** Short task **
Print every record below exactly as written.

(Entries with figure data)
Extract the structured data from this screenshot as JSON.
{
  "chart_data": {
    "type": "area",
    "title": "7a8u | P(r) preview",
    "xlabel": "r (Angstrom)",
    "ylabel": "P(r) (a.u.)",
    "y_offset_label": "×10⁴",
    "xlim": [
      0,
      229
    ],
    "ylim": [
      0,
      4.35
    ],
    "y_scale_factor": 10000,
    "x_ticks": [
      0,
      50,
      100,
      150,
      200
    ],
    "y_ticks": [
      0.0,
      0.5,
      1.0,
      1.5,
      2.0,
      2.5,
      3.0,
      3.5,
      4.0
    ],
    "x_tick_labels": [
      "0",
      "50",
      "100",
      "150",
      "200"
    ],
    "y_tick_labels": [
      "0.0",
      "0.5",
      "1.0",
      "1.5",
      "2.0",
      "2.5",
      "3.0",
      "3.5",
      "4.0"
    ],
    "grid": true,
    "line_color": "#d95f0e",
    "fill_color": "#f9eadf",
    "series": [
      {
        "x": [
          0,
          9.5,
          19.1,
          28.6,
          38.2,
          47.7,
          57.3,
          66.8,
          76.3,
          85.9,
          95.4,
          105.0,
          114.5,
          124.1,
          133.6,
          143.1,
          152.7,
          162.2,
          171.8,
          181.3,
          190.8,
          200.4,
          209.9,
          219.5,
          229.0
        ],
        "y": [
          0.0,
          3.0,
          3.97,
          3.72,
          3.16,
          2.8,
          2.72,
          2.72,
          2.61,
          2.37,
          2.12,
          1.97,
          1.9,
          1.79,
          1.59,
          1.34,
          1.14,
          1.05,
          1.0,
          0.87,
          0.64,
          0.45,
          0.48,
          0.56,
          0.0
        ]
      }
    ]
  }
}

** Complete output **
Extract the structured data from this screenshot as JSON.
{
  "chart_data": {
    "type": "area",
    "title": "7a8u | P(r) preview",
    "xlabel": "r (Angstrom)",
    "ylabel": "P(r) (a.u.)",
    "y_offset_label": "×10⁴",
    "xlim": [
      0,
      229
    ],
    "ylim": [
      0,
      4.35
    ],
    "y_scale_factor": 10000,
    "x_ticks": [
      0,
      50,
      100,
      150,
      200
    ],
    "y_ticks": [
      0.0,
      0.5,
      1.0,
      1.5,
      2.0,
      2.5,
      3.0,
      3.5,
      4.0
    ],
    "x_tick_labels": [
      "0",
      "50",
      "100",
      "150",
      "200"
    ],
    "y_tick_labels": [
      "0.0",
      "0.5",
      "1.0",
      "1.5",
      "2.0",
      "2.5",
      "3.0",
      "3.5",
      "4.0"
    ],
    "grid": true,
    "line_color": "#d95f0e",
    "fill_color": "#f9eadf",
    "series": [
      {
        "x": [
          0,
          9.5,
          19.1,
          28.6,
          38.2,
          47.7,
          57.3,
          66.8,
          76.3,
          85.9,
          95.4,
          105.0,
          114.5,
          124.1,
          133.6,
          143.1,
          152.7,
          162.2,
          171.8,
          181.3,
          190.8,
          200.4,
          209.9,
          219.5,
          229.0
        ],
        "y": [
          0.0,
          3.0,
          3.97,
          3.72,
          3.16,
          2.8,
          2.72,
          2.72,
          2.61,
          2.37,
          2.12,
          1.97,
          1.9,
          1.79,
          1.59,
          1.34,
          1.14,
          1.05,
          1.0,
          0.87,
          0.64,
          0.45,
          0.48,
          0.56,
          0.0
        ]
      }
    ]
  }
}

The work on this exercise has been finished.